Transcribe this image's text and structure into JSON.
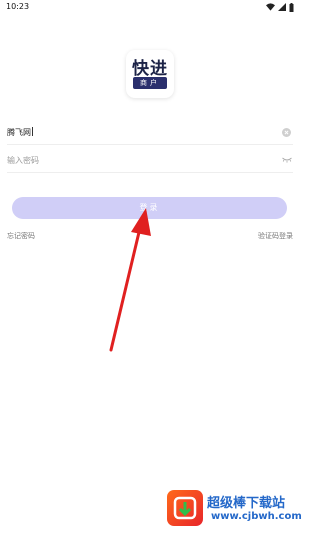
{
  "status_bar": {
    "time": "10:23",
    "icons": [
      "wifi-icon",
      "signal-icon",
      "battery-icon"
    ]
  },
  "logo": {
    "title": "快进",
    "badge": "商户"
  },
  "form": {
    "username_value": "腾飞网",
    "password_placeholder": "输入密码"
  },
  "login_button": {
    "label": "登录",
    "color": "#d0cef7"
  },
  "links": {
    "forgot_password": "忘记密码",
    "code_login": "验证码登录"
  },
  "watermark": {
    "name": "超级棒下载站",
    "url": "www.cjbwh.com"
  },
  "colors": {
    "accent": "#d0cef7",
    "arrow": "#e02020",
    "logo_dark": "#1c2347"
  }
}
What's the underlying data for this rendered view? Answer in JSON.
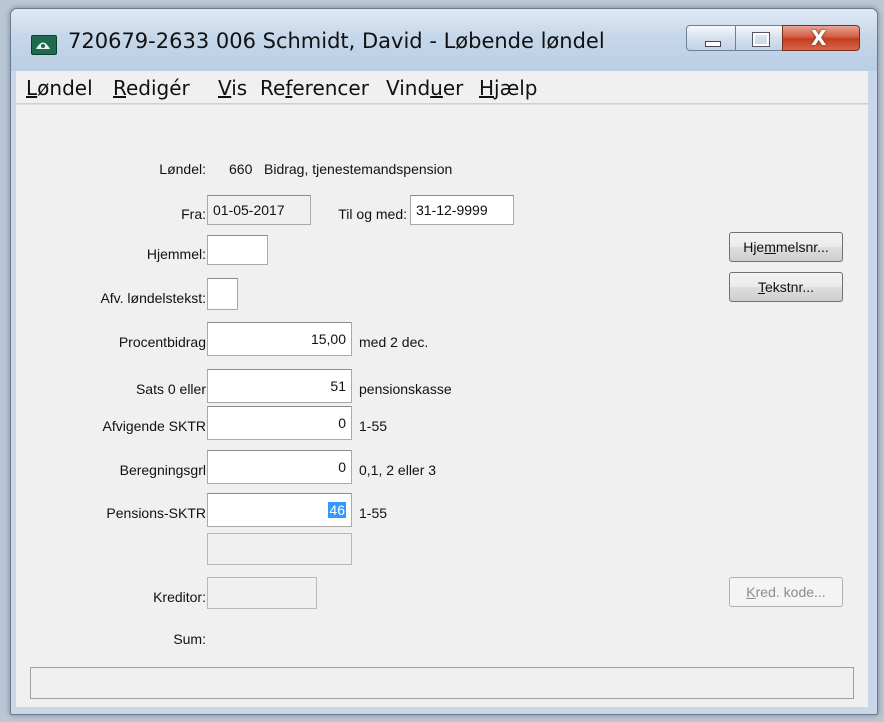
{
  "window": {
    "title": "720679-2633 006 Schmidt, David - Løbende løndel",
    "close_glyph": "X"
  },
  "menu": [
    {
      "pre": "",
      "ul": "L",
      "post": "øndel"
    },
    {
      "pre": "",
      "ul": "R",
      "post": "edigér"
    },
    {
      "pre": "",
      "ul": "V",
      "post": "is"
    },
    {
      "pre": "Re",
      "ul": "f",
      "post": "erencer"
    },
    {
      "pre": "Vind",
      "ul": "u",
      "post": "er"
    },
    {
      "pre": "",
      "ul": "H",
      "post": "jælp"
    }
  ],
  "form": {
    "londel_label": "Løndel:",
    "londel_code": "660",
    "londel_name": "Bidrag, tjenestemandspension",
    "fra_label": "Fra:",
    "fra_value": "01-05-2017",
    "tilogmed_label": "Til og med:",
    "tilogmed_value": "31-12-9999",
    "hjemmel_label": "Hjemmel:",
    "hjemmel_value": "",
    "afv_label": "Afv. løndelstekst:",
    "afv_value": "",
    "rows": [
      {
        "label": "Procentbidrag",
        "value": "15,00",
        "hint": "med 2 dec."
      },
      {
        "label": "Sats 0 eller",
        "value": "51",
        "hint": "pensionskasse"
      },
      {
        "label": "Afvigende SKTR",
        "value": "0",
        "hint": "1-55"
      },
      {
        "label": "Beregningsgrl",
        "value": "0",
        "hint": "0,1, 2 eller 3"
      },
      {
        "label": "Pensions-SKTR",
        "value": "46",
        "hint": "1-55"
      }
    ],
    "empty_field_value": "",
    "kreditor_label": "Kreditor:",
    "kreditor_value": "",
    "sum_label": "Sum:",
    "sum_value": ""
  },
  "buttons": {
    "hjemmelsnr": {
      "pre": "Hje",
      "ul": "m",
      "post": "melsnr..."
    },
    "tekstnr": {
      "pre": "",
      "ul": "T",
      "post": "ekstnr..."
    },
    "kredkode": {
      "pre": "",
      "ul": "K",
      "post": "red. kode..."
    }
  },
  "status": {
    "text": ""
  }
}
...
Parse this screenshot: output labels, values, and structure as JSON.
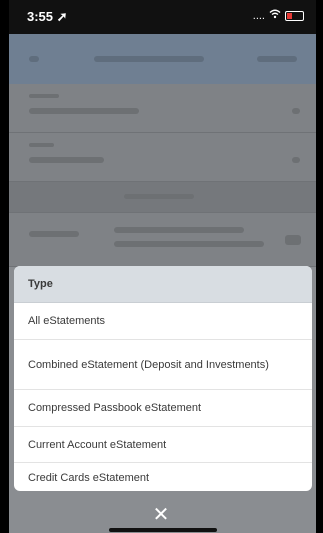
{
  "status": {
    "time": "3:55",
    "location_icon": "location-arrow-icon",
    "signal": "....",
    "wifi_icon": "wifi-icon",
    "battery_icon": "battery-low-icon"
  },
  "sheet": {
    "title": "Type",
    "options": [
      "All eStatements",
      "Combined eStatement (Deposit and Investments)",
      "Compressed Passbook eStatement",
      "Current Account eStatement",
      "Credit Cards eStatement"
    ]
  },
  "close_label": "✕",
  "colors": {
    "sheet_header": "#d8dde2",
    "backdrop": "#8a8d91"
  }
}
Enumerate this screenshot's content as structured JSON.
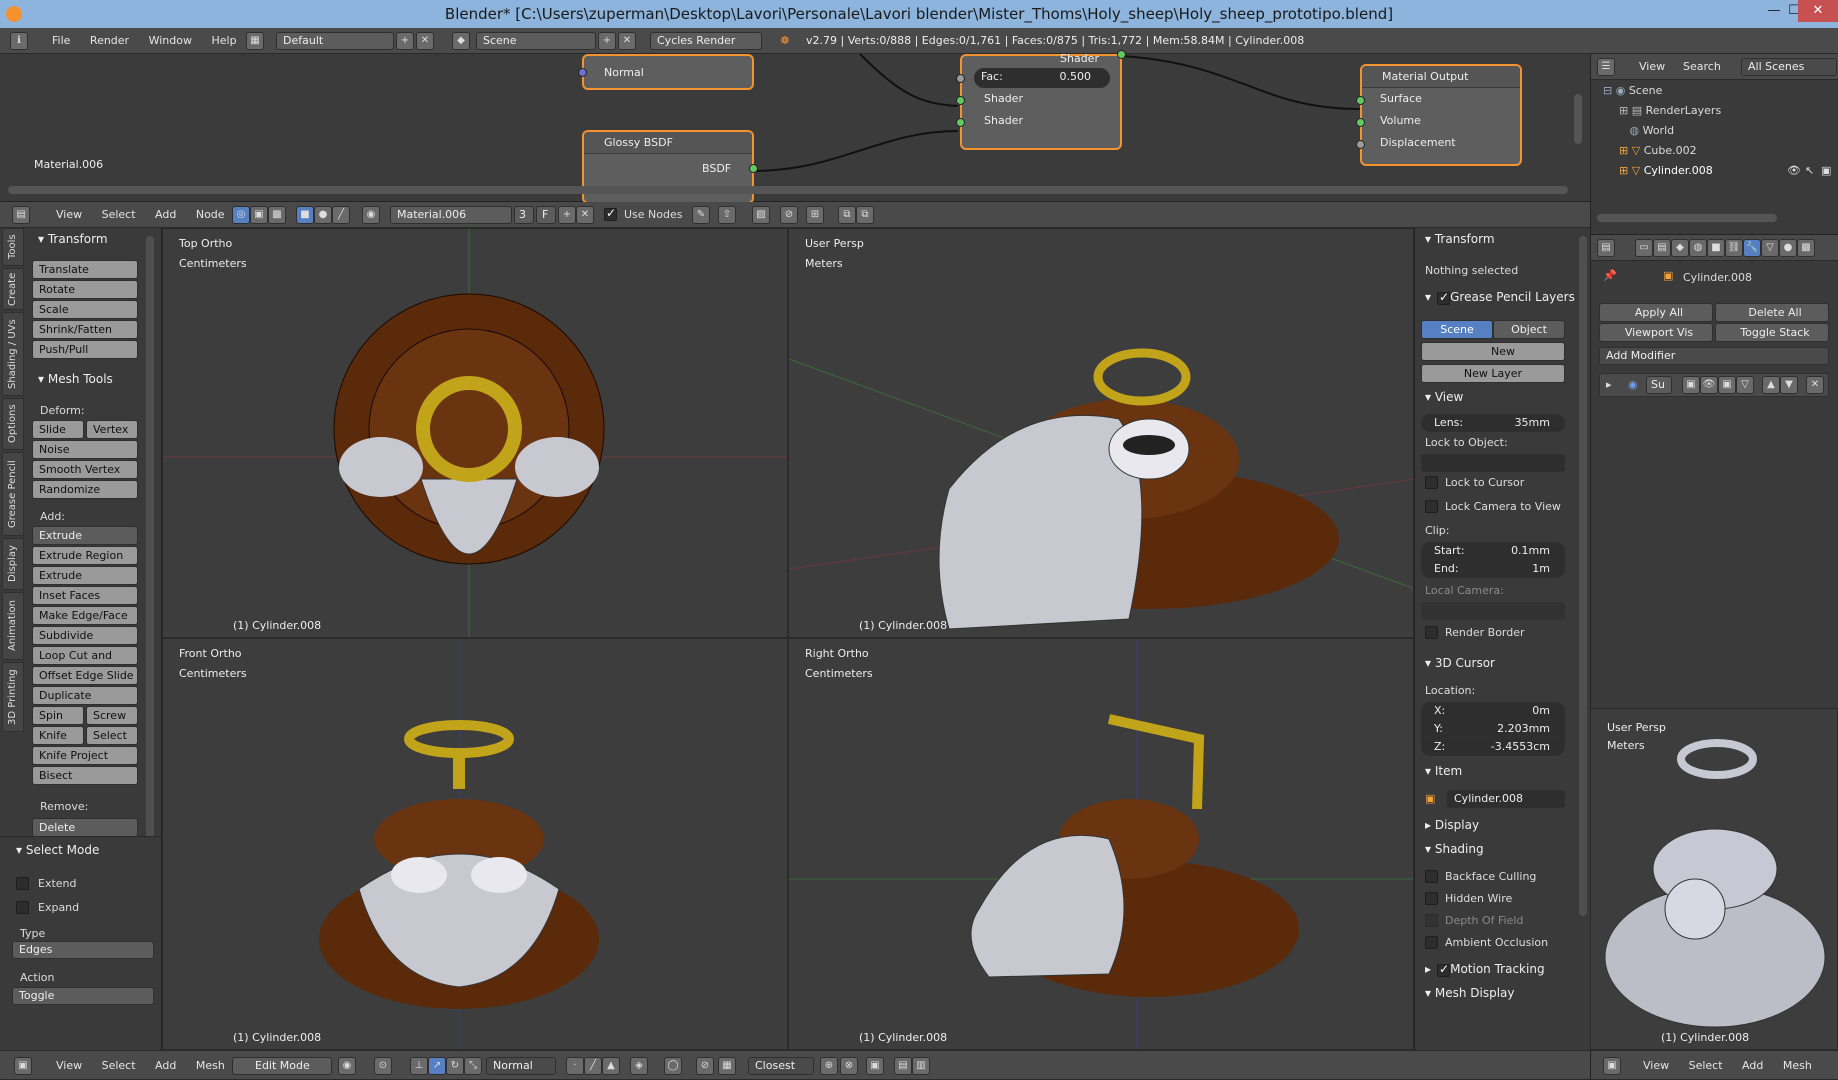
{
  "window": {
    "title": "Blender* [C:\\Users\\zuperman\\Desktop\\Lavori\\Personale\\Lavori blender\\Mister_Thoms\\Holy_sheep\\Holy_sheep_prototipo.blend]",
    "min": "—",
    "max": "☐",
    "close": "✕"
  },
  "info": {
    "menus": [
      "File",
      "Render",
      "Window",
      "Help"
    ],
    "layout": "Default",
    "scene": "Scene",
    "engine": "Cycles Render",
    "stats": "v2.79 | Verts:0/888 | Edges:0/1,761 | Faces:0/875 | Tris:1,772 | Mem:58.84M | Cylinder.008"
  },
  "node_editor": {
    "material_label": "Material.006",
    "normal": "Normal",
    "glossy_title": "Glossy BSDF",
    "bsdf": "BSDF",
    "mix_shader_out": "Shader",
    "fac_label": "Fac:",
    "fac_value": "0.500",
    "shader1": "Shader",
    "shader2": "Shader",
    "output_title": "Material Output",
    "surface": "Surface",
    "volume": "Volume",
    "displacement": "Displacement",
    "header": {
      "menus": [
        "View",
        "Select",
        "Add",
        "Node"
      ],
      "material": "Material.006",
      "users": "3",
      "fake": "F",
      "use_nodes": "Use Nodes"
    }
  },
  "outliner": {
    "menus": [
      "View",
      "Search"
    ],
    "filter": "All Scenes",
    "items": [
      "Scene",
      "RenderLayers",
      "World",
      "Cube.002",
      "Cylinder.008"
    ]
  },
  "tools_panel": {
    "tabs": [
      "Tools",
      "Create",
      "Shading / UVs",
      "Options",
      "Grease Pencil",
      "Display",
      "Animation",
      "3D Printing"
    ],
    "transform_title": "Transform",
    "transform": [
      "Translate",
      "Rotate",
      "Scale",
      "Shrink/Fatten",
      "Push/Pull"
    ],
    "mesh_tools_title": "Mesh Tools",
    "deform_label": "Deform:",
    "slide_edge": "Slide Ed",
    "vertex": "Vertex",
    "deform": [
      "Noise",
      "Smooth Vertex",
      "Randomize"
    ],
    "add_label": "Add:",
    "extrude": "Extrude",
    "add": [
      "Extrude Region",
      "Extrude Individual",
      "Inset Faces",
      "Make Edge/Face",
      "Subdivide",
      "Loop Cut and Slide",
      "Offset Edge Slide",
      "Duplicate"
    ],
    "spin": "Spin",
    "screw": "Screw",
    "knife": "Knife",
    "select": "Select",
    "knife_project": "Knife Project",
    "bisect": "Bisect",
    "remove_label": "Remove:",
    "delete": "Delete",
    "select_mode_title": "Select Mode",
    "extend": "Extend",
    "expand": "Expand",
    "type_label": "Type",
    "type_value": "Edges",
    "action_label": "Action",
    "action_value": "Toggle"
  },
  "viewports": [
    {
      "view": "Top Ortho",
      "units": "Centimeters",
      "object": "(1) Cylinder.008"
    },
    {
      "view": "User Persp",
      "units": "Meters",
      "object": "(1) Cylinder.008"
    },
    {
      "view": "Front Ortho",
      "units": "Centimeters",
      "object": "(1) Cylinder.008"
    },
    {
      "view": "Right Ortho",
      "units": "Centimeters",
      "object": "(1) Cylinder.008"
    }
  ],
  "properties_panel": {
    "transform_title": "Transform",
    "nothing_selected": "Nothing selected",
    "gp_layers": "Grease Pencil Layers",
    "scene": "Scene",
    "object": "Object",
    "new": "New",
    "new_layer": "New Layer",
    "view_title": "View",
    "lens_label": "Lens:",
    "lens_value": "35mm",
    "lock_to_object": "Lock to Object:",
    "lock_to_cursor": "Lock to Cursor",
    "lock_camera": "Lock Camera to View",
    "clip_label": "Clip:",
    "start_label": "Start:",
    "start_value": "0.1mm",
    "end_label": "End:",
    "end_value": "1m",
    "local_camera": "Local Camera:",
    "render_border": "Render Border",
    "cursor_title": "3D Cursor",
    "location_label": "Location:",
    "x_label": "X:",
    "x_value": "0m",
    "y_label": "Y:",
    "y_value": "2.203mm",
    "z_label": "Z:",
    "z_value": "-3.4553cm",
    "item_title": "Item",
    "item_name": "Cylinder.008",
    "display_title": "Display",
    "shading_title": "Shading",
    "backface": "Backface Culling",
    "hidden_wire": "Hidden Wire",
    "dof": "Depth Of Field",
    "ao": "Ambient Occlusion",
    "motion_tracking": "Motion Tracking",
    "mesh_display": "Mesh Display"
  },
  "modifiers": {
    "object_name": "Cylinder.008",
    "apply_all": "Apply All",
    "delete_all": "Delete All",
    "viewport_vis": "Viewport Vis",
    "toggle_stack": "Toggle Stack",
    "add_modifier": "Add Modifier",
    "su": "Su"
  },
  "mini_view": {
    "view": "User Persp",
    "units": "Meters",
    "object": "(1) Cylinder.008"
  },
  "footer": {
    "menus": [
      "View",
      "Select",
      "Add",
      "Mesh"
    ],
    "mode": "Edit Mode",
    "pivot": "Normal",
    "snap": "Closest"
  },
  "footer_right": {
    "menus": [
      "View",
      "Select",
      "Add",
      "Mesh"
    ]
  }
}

### BRIEF
List all lines above in which the string "screenshot" appears.

### RESULT FOR THIS TASK
Parse this screenshot: output labels, values, and structure as JSON.
Enumerate this screenshot's content as structured JSON.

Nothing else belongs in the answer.